> _Written request_
Copy each line below in which the string "illustri" occurs.

── Information given

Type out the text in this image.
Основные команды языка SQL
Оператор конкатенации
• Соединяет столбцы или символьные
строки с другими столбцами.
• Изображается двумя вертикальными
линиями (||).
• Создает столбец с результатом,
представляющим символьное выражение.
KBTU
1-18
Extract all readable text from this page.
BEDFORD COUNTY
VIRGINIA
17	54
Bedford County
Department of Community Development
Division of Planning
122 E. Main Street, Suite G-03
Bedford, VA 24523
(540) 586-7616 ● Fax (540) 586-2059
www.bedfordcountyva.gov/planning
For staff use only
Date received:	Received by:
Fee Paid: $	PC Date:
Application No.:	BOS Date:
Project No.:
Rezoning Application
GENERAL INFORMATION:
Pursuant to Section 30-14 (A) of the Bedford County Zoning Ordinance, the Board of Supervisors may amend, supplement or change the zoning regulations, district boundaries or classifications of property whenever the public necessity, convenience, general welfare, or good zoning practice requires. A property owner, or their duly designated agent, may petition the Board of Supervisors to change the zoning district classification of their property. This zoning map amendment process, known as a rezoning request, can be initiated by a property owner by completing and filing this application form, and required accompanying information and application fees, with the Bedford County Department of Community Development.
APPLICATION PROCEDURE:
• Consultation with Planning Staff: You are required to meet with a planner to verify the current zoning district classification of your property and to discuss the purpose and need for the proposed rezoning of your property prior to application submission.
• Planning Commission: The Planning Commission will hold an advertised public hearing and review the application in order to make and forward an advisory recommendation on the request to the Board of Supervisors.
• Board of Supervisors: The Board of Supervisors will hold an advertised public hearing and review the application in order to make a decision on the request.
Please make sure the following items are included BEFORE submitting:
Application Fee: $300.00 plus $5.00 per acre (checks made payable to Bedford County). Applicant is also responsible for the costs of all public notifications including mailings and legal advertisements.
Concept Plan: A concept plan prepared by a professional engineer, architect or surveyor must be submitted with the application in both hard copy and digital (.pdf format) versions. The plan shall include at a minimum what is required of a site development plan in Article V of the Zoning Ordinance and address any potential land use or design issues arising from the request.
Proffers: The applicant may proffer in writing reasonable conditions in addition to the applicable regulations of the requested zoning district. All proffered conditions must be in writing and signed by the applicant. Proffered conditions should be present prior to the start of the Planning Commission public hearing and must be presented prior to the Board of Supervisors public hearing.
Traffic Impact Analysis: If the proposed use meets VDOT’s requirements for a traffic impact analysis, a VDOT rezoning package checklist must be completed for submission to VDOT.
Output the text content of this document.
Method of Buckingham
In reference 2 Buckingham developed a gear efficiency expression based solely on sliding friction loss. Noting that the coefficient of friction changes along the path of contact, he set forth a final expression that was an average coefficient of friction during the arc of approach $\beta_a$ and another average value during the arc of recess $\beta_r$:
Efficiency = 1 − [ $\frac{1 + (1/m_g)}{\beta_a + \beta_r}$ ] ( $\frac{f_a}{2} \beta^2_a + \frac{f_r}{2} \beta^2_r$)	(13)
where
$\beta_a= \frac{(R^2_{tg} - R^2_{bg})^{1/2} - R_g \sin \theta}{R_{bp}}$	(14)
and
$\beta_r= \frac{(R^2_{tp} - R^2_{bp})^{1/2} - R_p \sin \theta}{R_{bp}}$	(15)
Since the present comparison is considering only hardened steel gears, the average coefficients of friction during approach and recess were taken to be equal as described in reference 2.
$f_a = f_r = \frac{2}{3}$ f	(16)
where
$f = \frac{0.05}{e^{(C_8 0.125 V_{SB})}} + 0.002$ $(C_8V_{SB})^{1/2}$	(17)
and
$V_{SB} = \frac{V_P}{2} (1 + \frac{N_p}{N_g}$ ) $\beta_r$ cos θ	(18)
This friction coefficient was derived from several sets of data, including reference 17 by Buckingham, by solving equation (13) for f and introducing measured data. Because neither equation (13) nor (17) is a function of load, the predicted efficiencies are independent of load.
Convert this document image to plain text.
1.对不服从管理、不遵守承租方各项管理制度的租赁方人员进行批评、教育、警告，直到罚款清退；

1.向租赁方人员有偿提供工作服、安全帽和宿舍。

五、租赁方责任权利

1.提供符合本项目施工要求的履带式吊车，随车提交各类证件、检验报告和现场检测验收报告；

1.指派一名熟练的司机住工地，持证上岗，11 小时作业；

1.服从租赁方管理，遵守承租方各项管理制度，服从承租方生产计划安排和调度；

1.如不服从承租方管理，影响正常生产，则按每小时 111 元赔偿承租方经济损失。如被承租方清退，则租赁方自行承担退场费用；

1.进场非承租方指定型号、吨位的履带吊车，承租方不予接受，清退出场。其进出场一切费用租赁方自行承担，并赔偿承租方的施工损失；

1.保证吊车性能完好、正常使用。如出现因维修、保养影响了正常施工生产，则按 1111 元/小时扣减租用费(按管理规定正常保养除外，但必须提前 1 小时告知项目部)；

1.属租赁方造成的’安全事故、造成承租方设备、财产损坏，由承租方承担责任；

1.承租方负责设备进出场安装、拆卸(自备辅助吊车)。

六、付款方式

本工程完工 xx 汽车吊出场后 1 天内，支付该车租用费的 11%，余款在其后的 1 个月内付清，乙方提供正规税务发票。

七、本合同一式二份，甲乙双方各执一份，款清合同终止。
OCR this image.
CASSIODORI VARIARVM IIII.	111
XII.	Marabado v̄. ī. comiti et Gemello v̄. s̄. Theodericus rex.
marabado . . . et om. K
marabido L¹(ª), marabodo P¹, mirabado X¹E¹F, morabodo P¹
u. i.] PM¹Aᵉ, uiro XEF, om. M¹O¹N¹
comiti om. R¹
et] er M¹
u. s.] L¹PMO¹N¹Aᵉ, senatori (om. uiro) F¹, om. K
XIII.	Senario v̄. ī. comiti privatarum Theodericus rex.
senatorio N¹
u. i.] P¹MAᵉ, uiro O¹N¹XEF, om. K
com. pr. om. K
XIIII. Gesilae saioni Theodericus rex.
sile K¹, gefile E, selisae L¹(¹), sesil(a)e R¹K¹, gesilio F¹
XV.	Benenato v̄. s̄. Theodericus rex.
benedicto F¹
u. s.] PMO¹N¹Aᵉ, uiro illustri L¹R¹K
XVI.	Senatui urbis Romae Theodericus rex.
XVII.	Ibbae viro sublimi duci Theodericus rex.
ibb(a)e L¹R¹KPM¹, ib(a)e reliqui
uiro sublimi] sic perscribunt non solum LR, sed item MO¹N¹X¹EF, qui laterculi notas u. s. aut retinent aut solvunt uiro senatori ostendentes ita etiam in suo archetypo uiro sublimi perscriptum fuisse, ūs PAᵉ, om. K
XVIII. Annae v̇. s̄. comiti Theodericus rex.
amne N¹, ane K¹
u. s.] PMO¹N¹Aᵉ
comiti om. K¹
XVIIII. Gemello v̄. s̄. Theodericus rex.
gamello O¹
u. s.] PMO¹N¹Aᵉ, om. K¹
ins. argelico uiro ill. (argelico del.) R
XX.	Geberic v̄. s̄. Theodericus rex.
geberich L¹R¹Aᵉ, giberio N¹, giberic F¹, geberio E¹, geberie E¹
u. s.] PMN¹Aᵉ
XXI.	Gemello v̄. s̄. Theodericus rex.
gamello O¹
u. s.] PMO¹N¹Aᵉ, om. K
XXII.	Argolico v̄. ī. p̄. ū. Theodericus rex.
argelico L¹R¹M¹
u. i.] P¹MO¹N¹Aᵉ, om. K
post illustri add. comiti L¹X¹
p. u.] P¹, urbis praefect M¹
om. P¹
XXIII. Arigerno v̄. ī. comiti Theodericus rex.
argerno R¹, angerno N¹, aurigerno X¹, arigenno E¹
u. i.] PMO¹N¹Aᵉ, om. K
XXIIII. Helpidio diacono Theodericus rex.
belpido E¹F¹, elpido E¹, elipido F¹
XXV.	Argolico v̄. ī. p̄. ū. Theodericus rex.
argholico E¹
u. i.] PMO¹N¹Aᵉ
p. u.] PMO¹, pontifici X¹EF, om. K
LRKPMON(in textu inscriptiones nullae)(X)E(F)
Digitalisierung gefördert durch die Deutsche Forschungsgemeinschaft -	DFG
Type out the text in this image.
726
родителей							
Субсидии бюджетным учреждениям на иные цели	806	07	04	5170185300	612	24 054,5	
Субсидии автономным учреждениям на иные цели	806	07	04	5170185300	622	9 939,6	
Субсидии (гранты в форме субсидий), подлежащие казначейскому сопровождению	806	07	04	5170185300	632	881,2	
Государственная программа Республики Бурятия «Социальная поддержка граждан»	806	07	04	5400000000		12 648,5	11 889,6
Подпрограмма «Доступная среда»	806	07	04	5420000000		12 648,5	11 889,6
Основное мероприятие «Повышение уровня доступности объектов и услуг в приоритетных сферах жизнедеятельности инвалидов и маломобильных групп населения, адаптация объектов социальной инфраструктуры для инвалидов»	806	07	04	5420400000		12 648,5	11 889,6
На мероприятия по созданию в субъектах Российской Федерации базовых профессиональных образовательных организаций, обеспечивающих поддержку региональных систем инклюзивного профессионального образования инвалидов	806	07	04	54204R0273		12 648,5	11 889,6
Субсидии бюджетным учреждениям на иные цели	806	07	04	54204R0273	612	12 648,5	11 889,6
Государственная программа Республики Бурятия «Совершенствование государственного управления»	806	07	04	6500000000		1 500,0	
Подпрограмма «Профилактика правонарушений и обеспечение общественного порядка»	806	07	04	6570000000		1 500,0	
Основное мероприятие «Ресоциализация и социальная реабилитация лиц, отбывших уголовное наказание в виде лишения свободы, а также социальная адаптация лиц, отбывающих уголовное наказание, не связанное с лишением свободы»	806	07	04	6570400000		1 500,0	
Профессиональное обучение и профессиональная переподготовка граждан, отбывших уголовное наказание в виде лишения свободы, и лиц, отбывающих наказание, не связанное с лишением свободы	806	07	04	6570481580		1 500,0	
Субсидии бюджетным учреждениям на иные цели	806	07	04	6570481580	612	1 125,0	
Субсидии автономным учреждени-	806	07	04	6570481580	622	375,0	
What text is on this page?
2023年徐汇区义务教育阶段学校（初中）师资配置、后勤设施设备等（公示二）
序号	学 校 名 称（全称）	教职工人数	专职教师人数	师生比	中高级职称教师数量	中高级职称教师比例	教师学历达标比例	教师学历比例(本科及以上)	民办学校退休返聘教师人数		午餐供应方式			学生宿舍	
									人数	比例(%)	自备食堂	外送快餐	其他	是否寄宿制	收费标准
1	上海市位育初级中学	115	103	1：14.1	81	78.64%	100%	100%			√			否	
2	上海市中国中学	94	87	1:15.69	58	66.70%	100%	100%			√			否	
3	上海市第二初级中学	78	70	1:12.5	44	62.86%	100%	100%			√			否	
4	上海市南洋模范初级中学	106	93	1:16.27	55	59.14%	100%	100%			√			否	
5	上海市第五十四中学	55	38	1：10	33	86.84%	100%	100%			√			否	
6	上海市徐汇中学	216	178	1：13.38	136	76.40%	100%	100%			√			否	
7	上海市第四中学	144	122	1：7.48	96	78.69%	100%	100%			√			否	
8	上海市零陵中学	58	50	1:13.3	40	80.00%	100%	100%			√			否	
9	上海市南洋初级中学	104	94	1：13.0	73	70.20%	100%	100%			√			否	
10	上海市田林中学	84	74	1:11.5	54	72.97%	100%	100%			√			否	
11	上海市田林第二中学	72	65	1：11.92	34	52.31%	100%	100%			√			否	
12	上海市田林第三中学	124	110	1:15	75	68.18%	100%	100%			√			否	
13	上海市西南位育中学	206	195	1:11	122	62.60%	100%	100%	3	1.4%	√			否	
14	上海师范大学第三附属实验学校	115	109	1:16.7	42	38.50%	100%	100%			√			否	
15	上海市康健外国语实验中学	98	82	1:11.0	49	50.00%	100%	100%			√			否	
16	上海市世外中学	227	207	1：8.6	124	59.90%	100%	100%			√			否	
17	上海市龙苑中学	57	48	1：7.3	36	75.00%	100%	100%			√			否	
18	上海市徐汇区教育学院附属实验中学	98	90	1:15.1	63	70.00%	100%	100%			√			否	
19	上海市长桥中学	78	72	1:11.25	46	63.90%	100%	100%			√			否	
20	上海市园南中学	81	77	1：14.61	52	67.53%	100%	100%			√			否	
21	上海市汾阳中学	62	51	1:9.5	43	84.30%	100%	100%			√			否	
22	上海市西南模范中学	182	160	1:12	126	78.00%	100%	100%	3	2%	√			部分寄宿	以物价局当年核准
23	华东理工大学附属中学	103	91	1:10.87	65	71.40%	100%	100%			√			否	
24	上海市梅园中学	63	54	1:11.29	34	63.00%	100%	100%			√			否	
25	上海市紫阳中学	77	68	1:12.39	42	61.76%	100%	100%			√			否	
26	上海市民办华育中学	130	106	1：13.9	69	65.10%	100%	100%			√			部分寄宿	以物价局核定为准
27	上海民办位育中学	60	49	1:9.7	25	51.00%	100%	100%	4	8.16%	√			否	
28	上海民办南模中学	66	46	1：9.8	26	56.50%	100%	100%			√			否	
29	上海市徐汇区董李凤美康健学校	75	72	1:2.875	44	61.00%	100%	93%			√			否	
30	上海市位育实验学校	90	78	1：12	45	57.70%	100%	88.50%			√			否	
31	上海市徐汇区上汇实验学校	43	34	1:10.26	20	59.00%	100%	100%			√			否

────

> _Full output_
u. s.] PMO¹N¹Aᵉ, uiro illustri L¹R¹K
post illustri add. comiti L¹X¹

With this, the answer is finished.